▸ **Aim**: Give all of the lines again exactly as they read.

▸ **Supplied data**:
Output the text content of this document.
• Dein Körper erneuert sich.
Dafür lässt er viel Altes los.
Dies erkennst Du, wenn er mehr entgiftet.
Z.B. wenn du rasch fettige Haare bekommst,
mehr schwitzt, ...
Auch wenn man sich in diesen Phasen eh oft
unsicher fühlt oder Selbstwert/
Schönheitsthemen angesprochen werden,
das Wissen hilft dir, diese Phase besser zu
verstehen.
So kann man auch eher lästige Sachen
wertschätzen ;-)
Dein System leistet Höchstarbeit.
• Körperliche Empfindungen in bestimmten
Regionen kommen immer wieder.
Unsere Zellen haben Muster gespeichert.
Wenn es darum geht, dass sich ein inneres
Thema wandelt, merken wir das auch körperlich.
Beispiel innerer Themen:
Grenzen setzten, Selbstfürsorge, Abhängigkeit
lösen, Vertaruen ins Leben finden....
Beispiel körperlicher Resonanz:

▸ **Result for this task**:
Output the text content of this document.
• Dein Körper erneuert sich.
Dafür lässt er viel Altes los.
Dies erkennst Du, wenn er mehr entgiftet.
Z.B. wenn du rasch fettige Haare bekommst,
mehr schwitzt, ...
Auch wenn man sich in diesen Phasen eh oft
unsicher fühlt oder Selbstwert/
Schönheitsthemen angesprochen werden,
das Wissen hilft dir, diese Phase besser zu
verstehen.
So kann man auch eher lästige Sachen
wertschätzen ;-)
Dein System leistet Höchstarbeit.
• Körperliche Empfindungen in bestimmten
Regionen kommen immer wieder.
Unsere Zellen haben Muster gespeichert.
Wenn es darum geht, dass sich ein inneres
Thema wandelt, merken wir das auch körperlich.
Beispiel innerer Themen:
Grenzen setzten, Selbstfürsorge, Abhängigkeit
lösen, Vertaruen ins Leben finden....
Beispiel körperlicher Resonanz:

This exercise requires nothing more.